_PROBLEM_
State how many of the rows below contain the string "unit", treating uppercase and lowercase as distinct. Give only the number.

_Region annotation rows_
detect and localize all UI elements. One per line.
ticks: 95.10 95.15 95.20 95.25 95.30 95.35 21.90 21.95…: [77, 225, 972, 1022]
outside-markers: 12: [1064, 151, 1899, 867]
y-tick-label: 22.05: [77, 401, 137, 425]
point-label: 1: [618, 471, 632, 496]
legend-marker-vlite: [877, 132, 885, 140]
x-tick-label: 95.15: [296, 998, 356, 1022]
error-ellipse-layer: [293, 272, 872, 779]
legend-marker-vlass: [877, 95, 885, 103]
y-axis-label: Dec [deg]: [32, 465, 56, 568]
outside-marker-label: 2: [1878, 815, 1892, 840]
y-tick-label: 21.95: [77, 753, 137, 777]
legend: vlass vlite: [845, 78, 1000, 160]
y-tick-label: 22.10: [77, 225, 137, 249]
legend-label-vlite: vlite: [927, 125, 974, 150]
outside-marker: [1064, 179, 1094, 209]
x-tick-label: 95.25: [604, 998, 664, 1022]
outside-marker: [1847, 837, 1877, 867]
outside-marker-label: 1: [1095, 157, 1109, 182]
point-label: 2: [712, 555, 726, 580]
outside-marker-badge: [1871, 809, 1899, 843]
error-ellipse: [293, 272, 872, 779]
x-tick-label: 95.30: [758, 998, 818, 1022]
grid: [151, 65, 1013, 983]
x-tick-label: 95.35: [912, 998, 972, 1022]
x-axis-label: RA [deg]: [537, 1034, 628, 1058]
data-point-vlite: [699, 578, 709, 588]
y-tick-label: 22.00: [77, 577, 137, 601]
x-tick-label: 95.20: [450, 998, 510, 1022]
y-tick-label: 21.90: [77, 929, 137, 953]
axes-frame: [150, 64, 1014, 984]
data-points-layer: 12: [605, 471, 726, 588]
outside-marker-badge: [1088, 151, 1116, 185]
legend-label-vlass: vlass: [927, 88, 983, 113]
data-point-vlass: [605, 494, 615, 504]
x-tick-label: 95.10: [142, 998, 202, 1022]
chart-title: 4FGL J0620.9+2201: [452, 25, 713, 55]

--

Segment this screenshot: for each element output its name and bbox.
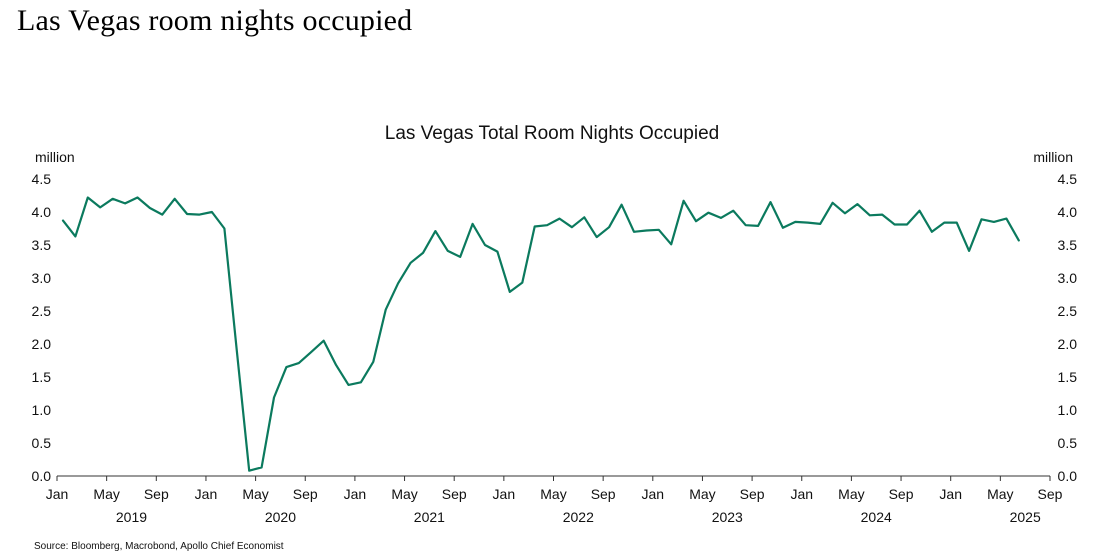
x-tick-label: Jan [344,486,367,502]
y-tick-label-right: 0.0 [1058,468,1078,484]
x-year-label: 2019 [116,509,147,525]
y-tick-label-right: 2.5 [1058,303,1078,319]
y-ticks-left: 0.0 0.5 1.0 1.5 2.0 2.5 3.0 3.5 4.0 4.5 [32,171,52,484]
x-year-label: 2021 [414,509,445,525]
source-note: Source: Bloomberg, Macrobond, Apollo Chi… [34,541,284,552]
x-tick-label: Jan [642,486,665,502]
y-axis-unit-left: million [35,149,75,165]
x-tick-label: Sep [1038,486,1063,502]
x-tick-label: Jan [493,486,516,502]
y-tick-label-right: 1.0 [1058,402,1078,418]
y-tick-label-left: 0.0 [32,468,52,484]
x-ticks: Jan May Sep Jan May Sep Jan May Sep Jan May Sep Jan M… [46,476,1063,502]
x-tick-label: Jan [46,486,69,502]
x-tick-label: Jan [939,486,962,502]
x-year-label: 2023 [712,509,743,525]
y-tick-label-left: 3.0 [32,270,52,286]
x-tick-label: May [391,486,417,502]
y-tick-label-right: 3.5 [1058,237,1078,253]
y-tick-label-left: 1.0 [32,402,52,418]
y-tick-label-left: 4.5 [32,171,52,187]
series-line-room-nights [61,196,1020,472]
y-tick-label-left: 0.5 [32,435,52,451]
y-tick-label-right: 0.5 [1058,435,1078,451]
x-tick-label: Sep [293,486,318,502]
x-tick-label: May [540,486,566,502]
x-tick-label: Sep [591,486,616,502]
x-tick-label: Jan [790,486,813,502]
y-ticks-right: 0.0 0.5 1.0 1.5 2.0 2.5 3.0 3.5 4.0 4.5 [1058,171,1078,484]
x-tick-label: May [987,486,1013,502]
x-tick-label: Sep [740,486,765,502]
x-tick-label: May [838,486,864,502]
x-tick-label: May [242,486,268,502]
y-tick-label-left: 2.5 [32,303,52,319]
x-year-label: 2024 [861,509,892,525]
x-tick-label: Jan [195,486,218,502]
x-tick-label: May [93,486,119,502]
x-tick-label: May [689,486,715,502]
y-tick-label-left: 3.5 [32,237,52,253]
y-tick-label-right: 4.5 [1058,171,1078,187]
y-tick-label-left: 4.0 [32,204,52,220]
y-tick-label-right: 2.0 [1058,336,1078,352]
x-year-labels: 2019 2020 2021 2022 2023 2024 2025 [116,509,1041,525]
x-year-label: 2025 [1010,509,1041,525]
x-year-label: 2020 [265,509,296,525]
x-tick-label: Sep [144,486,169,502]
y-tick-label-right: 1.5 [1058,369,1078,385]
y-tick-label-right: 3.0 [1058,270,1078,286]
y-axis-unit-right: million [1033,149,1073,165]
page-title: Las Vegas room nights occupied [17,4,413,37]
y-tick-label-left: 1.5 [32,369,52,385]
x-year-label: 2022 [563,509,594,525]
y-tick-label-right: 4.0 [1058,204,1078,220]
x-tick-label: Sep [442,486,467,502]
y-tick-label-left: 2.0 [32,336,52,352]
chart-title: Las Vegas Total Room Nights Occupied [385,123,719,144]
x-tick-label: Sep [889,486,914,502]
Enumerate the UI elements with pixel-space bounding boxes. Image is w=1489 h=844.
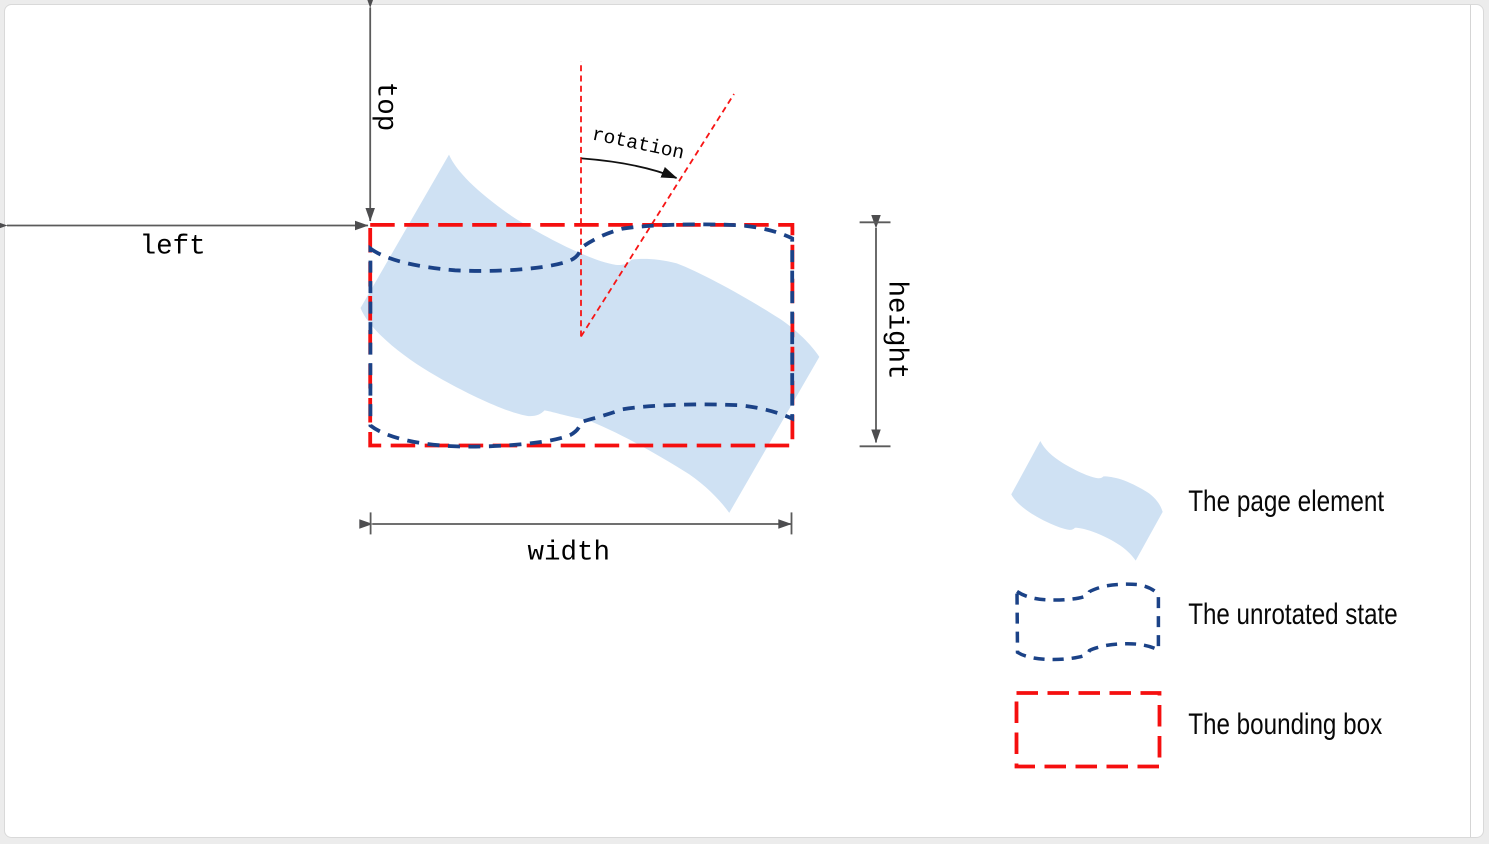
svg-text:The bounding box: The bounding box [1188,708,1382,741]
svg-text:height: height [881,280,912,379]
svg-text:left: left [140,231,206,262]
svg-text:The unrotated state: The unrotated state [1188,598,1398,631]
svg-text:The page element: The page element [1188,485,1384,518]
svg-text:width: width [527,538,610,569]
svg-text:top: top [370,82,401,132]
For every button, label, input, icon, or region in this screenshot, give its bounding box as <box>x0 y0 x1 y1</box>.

_EXPECTED OUTPUT_
2